_Aim of the task_:
Without the pictures, write out all the lines below exactly as they appear.

Stored records
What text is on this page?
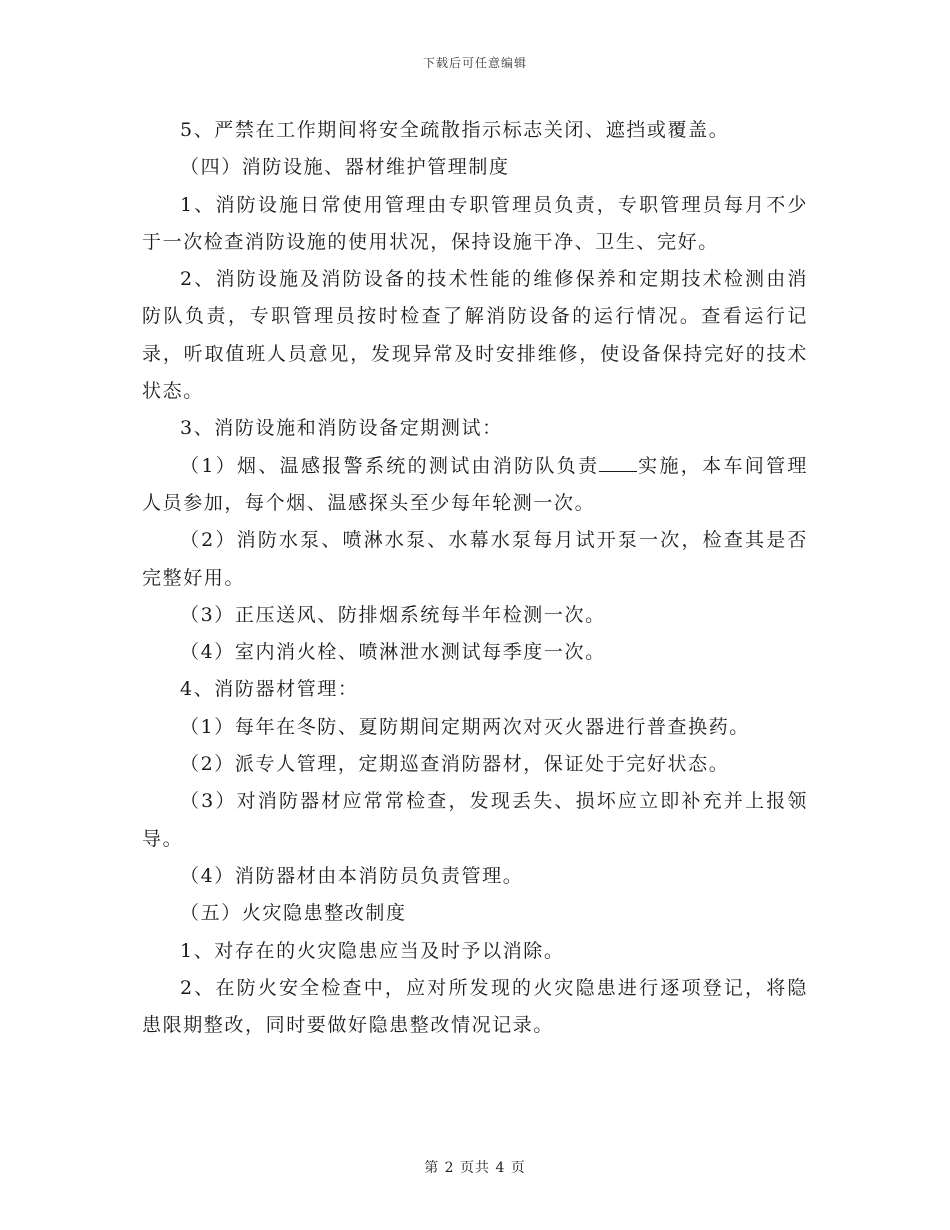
下载后可任意编辑

5、严禁在工作期间将安全疏散指示标志关闭、遮挡或覆盖。

（四）消防设施、器材维护管理制度

1、消防设施日常使用管理由专职管理员负责，专职管理员每月不少于一次检查消防设施的使用状况，保持设施干净、卫生、完好。

2、消防设施及消防设备的技术性能的维修保养和定期技术检测由消防队负责，专职管理员按时检查了解消防设备的运行情况。查看运行记录，听取值班人员意见，发现异常及时安排维修，使设备保持完好的技术状态。

3、消防设施和消防设备定期测试：

（1）烟、温感报警系统的测试由消防队负责 实施，本车间管理人员参加，每个烟、温感探头至少每年轮测一次。

（2）消防水泵、喷淋水泵、水幕水泵每月试开泵一次，检查其是否完整好用。

（3）正压送风、防排烟系统每半年检测一次。

（4）室内消火栓、喷淋泄水测试每季度一次。

4、消防器材管理：

（1）每年在冬防、夏防期间定期两次对灭火器进行普查换药。

（2）派专人管理，定期巡查消防器材，保证处于完好状态。

（3）对消防器材应常常检查，发现丢失、损坏应立即补充并上报领导。

（4）消防器材由本消防员负责管理。

（五）火灾隐患整改制度

1、对存在的火灾隐患应当及时予以消除。

2、在防火安全检查中，应对所发现的火灾隐患进行逐项登记，将隐患限期整改，同时要做好隐患整改情况记录。

第 2 页共 4 页
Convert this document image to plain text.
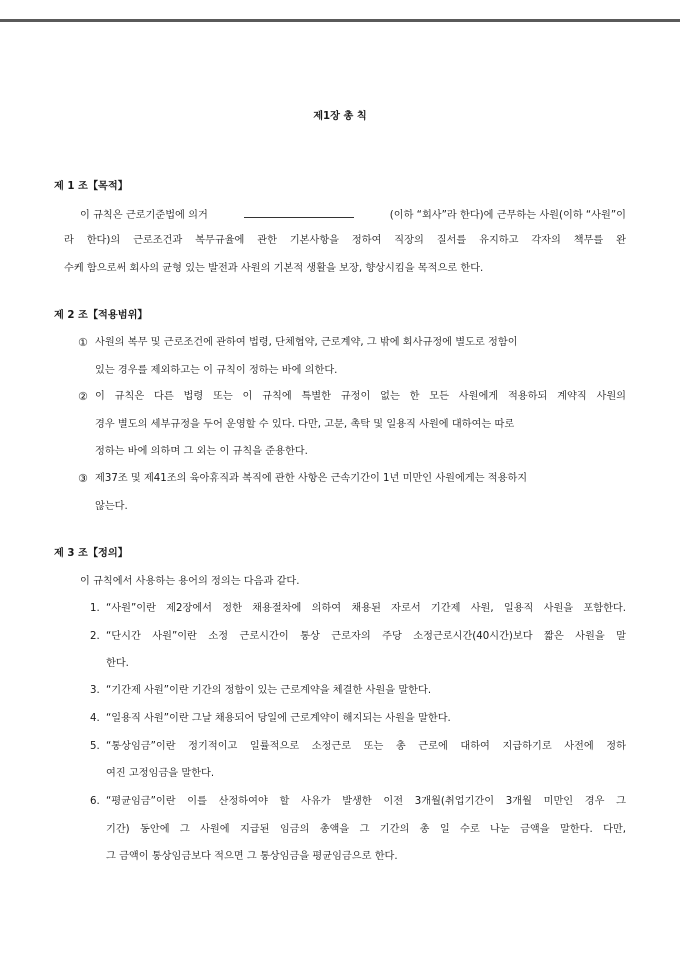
제1장 총 칙
제 1 조【목적】
이 규칙은 근로기준법에 의거	(이하 “회사”라 한다)에 근무하는 사원(이하 “사원”이
라 한다)의 근로조건과 복무규율에 관한 기본사항을 정하여 직장의 질서를 유지하고 각자의 책무를 완
수케 함으로써 회사의 균형 있는 발전과 사원의 기본적 생활을 보장, 향상시킴을 목적으로 한다.
제 2 조【적용범위】
① 사원의 복무 및 근로조건에 관하여 법령, 단체협약, 근로계약, 그 밖에 회사규정에 별도로 정함이
있는 경우를 제외하고는 이 규칙이 정하는 바에 의한다.
② 이 규칙은 다른 법령 또는 이 규칙에 특별한 규정이 없는 한 모든 사원에게 적용하되 계약직 사원의
경우 별도의 세부규정을 두어 운영할 수 있다. 다만, 고문, 촉탁 및 일용직 사원에 대하여는 따로
정하는 바에 의하며 그 외는 이 규칙을 준용한다.
③ 제37조 및 제41조의 육아휴직과 복직에 관한 사항은 근속기간이 1년 미만인 사원에게는 적용하지
않는다.
제 3 조【정의】
이 규칙에서 사용하는 용어의 정의는 다음과 같다.
1. “사원”이란 제2장에서 정한 채용절차에 의하여 채용된 자로서 기간제 사원, 일용직 사원을 포함한다.
2. “단시간 사원”이란 소정 근로시간이 통상 근로자의 주당 소정근로시간(40시간)보다 짧은 사원을 말
한다.
3. “기간제 사원”이란 기간의 정함이 있는 근로계약을 체결한 사원을 말한다.
4. “일용직 사원”이란 그날 채용되어 당일에 근로계약이 해지되는 사원을 말한다.
5. “통상임금”이란 정기적이고 일률적으로 소정근로 또는 총 근로에 대하여 지급하기로 사전에 정하
여진 고정임금을 말한다.
6. “평균임금”이란 이를 산정하여야 할 사유가 발생한 이전 3개월(취업기간이 3개월 미만인 경우 그
기간) 동안에 그 사원에 지급된 임금의 총액을 그 기간의 총 일 수로 나눈 금액을 말한다. 다만,
그 금액이 통상임금보다 적으면 그 통상임금을 평균임금으로 한다.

_Complete output_:
What text is on this page?
下载后可任意编辑

5、严禁在工作期间将安全疏散指示标志关闭、遮挡或覆盖。

（四）消防设施、器材维护管理制度

1、消防设施日常使用管理由专职管理员负责，专职管理员每月不少于一次检查消防设施的使用状况，保持设施干净、卫生、完好。

2、消防设施及消防设备的技术性能的维修保养和定期技术检测由消防队负责，专职管理员按时检查了解消防设备的运行情况。查看运行记录，听取值班人员意见，发现异常及时安排维修，使设备保持完好的技术状态。

3、消防设施和消防设备定期测试：

（1）烟、温感报警系统的测试由消防队负责 实施，本车间管理人员参加，每个烟、温感探头至少每年轮测一次。

（2）消防水泵、喷淋水泵、水幕水泵每月试开泵一次，检查其是否完整好用。

（3）正压送风、防排烟系统每半年检测一次。

（4）室内消火栓、喷淋泄水测试每季度一次。

4、消防器材管理：

（1）每年在冬防、夏防期间定期两次对灭火器进行普查换药。

（2）派专人管理，定期巡查消防器材，保证处于完好状态。

（3）对消防器材应常常检查，发现丢失、损坏应立即补充并上报领导。

（4）消防器材由本消防员负责管理。

（五）火灾隐患整改制度

1、对存在的火灾隐患应当及时予以消除。

2、在防火安全检查中，应对所发现的火灾隐患进行逐项登记，将隐患限期整改，同时要做好隐患整改情况记录。

第 2 页共 4 页
Convert this document image to plain text.
제1장 총 칙
제 1 조【목적】
이 규칙은 근로기준법에 의거	(이하 “회사”라 한다)에 근무하는 사원(이하 “사원”이
라 한다)의 근로조건과 복무규율에 관한 기본사항을 정하여 직장의 질서를 유지하고 각자의 책무를 완
수케 함으로써 회사의 균형 있는 발전과 사원의 기본적 생활을 보장, 향상시킴을 목적으로 한다.
제 2 조【적용범위】
① 사원의 복무 및 근로조건에 관하여 법령, 단체협약, 근로계약, 그 밖에 회사규정에 별도로 정함이
있는 경우를 제외하고는 이 규칙이 정하는 바에 의한다.
② 이 규칙은 다른 법령 또는 이 규칙에 특별한 규정이 없는 한 모든 사원에게 적용하되 계약직 사원의
경우 별도의 세부규정을 두어 운영할 수 있다. 다만, 고문, 촉탁 및 일용직 사원에 대하여는 따로
정하는 바에 의하며 그 외는 이 규칙을 준용한다.
③ 제37조 및 제41조의 육아휴직과 복직에 관한 사항은 근속기간이 1년 미만인 사원에게는 적용하지
않는다.
제 3 조【정의】
이 규칙에서 사용하는 용어의 정의는 다음과 같다.
1. “사원”이란 제2장에서 정한 채용절차에 의하여 채용된 자로서 기간제 사원, 일용직 사원을 포함한다.
2. “단시간 사원”이란 소정 근로시간이 통상 근로자의 주당 소정근로시간(40시간)보다 짧은 사원을 말
한다.
3. “기간제 사원”이란 기간의 정함이 있는 근로계약을 체결한 사원을 말한다.
4. “일용직 사원”이란 그날 채용되어 당일에 근로계약이 해지되는 사원을 말한다.
5. “통상임금”이란 정기적이고 일률적으로 소정근로 또는 총 근로에 대하여 지급하기로 사전에 정하
여진 고정임금을 말한다.
6. “평균임금”이란 이를 산정하여야 할 사유가 발생한 이전 3개월(취업기간이 3개월 미만인 경우 그
기간) 동안에 그 사원에 지급된 임금의 총액을 그 기간의 총 일 수로 나눈 금액을 말한다. 다만,
그 금액이 통상임금보다 적으면 그 통상임금을 평균임금으로 한다.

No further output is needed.